### MATERIAL FOR THIS EXERCISE

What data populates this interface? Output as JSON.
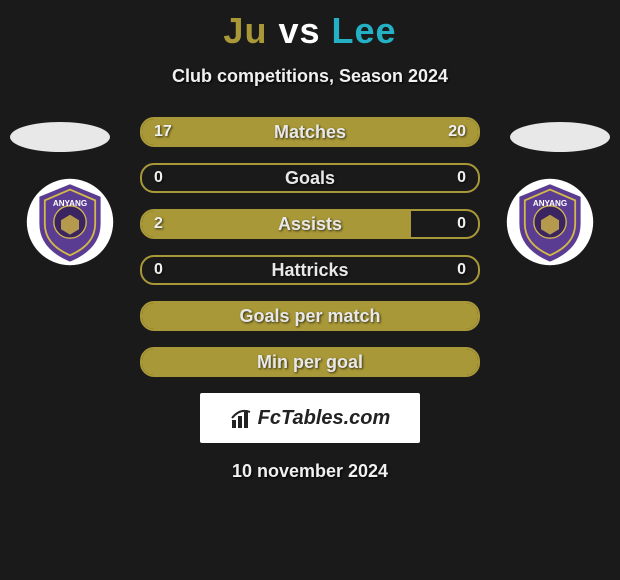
{
  "title": {
    "player1": "Ju",
    "vs": "vs",
    "player2": "Lee",
    "player1_color": "#a89838",
    "vs_color": "#ffffff",
    "player2_color": "#24b0c5"
  },
  "subtitle": "Club competitions, Season 2024",
  "team": {
    "name": "ANYANG",
    "crest_bg": "#ffffff",
    "crest_shield": "#5a3c92",
    "crest_ring": "#d4b848",
    "crest_inner": "#3a2560"
  },
  "bars": {
    "bar_color": "#a89838",
    "border_color": "#a89838",
    "bg_color": "transparent",
    "label_color": "#e8e8e8",
    "value_color": "#f0f0f0",
    "rows": [
      {
        "label": "Matches",
        "left": "17",
        "right": "20",
        "left_pct": 46,
        "right_pct": 54,
        "show_values": true
      },
      {
        "label": "Goals",
        "left": "0",
        "right": "0",
        "left_pct": 0,
        "right_pct": 0,
        "show_values": true
      },
      {
        "label": "Assists",
        "left": "2",
        "right": "0",
        "left_pct": 80,
        "right_pct": 0,
        "show_values": true
      },
      {
        "label": "Hattricks",
        "left": "0",
        "right": "0",
        "left_pct": 0,
        "right_pct": 0,
        "show_values": true
      },
      {
        "label": "Goals per match",
        "left": "",
        "right": "",
        "left_pct": 100,
        "right_pct": 0,
        "show_values": false,
        "full": true
      },
      {
        "label": "Min per goal",
        "left": "",
        "right": "",
        "left_pct": 100,
        "right_pct": 0,
        "show_values": false,
        "full": true
      }
    ]
  },
  "watermark": "FcTables.com",
  "date": "10 november 2024"
}
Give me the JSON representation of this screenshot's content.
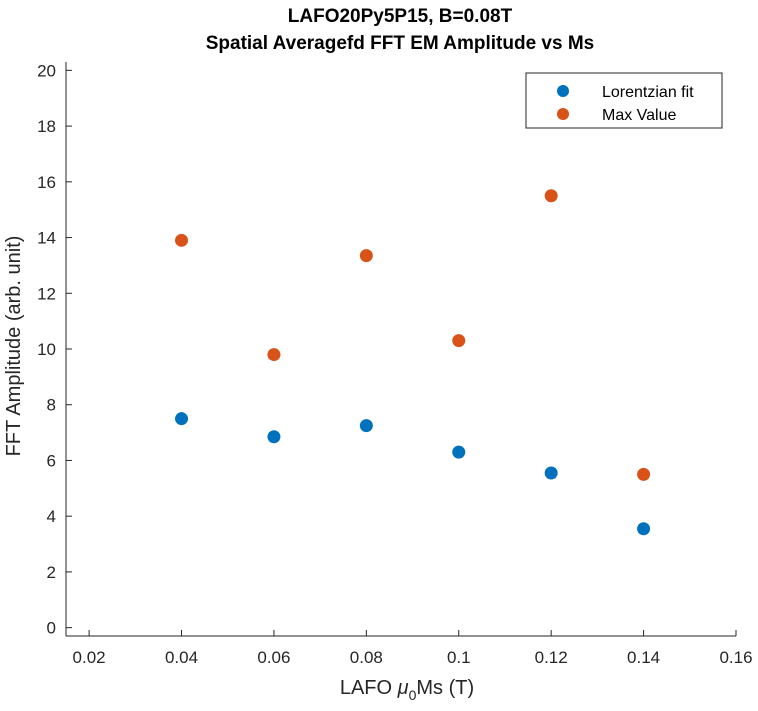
{
  "chart_data": {
    "type": "scatter",
    "title": [
      "LAFO20Py5P15, B=0.08T",
      "Spatial Averagefd FFT EM Amplitude vs Ms"
    ],
    "xlabel": {
      "prefix": "LAFO ",
      "symbol": "μ",
      "subscript": "0",
      "suffix": "Ms (T)"
    },
    "ylabel": "FFT Amplitude (arb. unit)",
    "xlim": [
      0.015,
      0.16
    ],
    "ylim": [
      -0.3,
      20.3
    ],
    "xticks": [
      0.02,
      0.04,
      0.06,
      0.08,
      0.1,
      0.12,
      0.14,
      0.16
    ],
    "xtick_labels": [
      "0.02",
      "0.04",
      "0.06",
      "0.08",
      "0.1",
      "0.12",
      "0.14",
      "0.16"
    ],
    "yticks": [
      0,
      2,
      4,
      6,
      8,
      10,
      12,
      14,
      16,
      18,
      20
    ],
    "ytick_labels": [
      "0",
      "2",
      "4",
      "6",
      "8",
      "10",
      "12",
      "14",
      "16",
      "18",
      "20"
    ],
    "grid": false,
    "legend_position": "top-right",
    "series": [
      {
        "name": "Lorentzian fit",
        "color": "#0072BD",
        "x": [
          0.04,
          0.06,
          0.08,
          0.1,
          0.12,
          0.14
        ],
        "y": [
          7.5,
          6.85,
          7.25,
          6.3,
          5.55,
          3.55
        ]
      },
      {
        "name": "Max Value",
        "color": "#D95319",
        "x": [
          0.04,
          0.06,
          0.08,
          0.1,
          0.12,
          0.14
        ],
        "y": [
          13.9,
          9.8,
          13.35,
          10.3,
          15.5,
          5.5
        ]
      }
    ]
  }
}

### EXERCISE
Reproduce every entry exactly, but omit each picture.

### REPLY
What data populates this interface? Output as JSON.
{
  "title": {
    "player1": "Ju",
    "vs": "vs",
    "player2": "Lee",
    "player1_color": "#a89838",
    "vs_color": "#ffffff",
    "player2_color": "#24b0c5"
  },
  "subtitle": "Club competitions, Season 2024",
  "team": {
    "name": "ANYANG",
    "crest_bg": "#ffffff",
    "crest_shield": "#5a3c92",
    "crest_ring": "#d4b848",
    "crest_inner": "#3a2560"
  },
  "bars": {
    "bar_color": "#a89838",
    "border_color": "#a89838",
    "bg_color": "transparent",
    "label_color": "#e8e8e8",
    "value_color": "#f0f0f0",
    "rows": [
      {
        "label": "Matches",
        "left": "17",
        "right": "20",
        "left_pct": 46,
        "right_pct": 54,
        "show_values": true
      },
      {
        "label": "Goals",
        "left": "0",
        "right": "0",
        "left_pct": 0,
        "right_pct": 0,
        "show_values": true
      },
      {
        "label": "Assists",
        "left": "2",
        "right": "0",
        "left_pct": 80,
        "right_pct": 0,
        "show_values": true
      },
      {
        "label": "Hattricks",
        "left": "0",
        "right": "0",
        "left_pct": 0,
        "right_pct": 0,
        "show_values": true
      },
      {
        "label": "Goals per match",
        "left": "",
        "right": "",
        "left_pct": 100,
        "right_pct": 0,
        "show_values": false,
        "full": true
      },
      {
        "label": "Min per goal",
        "left": "",
        "right": "",
        "left_pct": 100,
        "right_pct": 0,
        "show_values": false,
        "full": true
      }
    ]
  },
  "watermark": "FcTables.com",
  "date": "10 november 2024"
}
Give me the JSON representation of this screenshot's content.
{
  "chart_data": {
    "type": "scatter",
    "title": [
      "LAFO20Py5P15, B=0.08T",
      "Spatial Averagefd FFT EM Amplitude vs Ms"
    ],
    "xlabel": {
      "prefix": "LAFO ",
      "symbol": "μ",
      "subscript": "0",
      "suffix": "Ms (T)"
    },
    "ylabel": "FFT Amplitude (arb. unit)",
    "xlim": [
      0.015,
      0.16
    ],
    "ylim": [
      -0.3,
      20.3
    ],
    "xticks": [
      0.02,
      0.04,
      0.06,
      0.08,
      0.1,
      0.12,
      0.14,
      0.16
    ],
    "xtick_labels": [
      "0.02",
      "0.04",
      "0.06",
      "0.08",
      "0.1",
      "0.12",
      "0.14",
      "0.16"
    ],
    "yticks": [
      0,
      2,
      4,
      6,
      8,
      10,
      12,
      14,
      16,
      18,
      20
    ],
    "ytick_labels": [
      "0",
      "2",
      "4",
      "6",
      "8",
      "10",
      "12",
      "14",
      "16",
      "18",
      "20"
    ],
    "grid": false,
    "legend_position": "top-right",
    "series": [
      {
        "name": "Lorentzian fit",
        "color": "#0072BD",
        "x": [
          0.04,
          0.06,
          0.08,
          0.1,
          0.12,
          0.14
        ],
        "y": [
          7.5,
          6.85,
          7.25,
          6.3,
          5.55,
          3.55
        ]
      },
      {
        "name": "Max Value",
        "color": "#D95319",
        "x": [
          0.04,
          0.06,
          0.08,
          0.1,
          0.12,
          0.14
        ],
        "y": [
          13.9,
          9.8,
          13.35,
          10.3,
          15.5,
          5.5
        ]
      }
    ]
  }
}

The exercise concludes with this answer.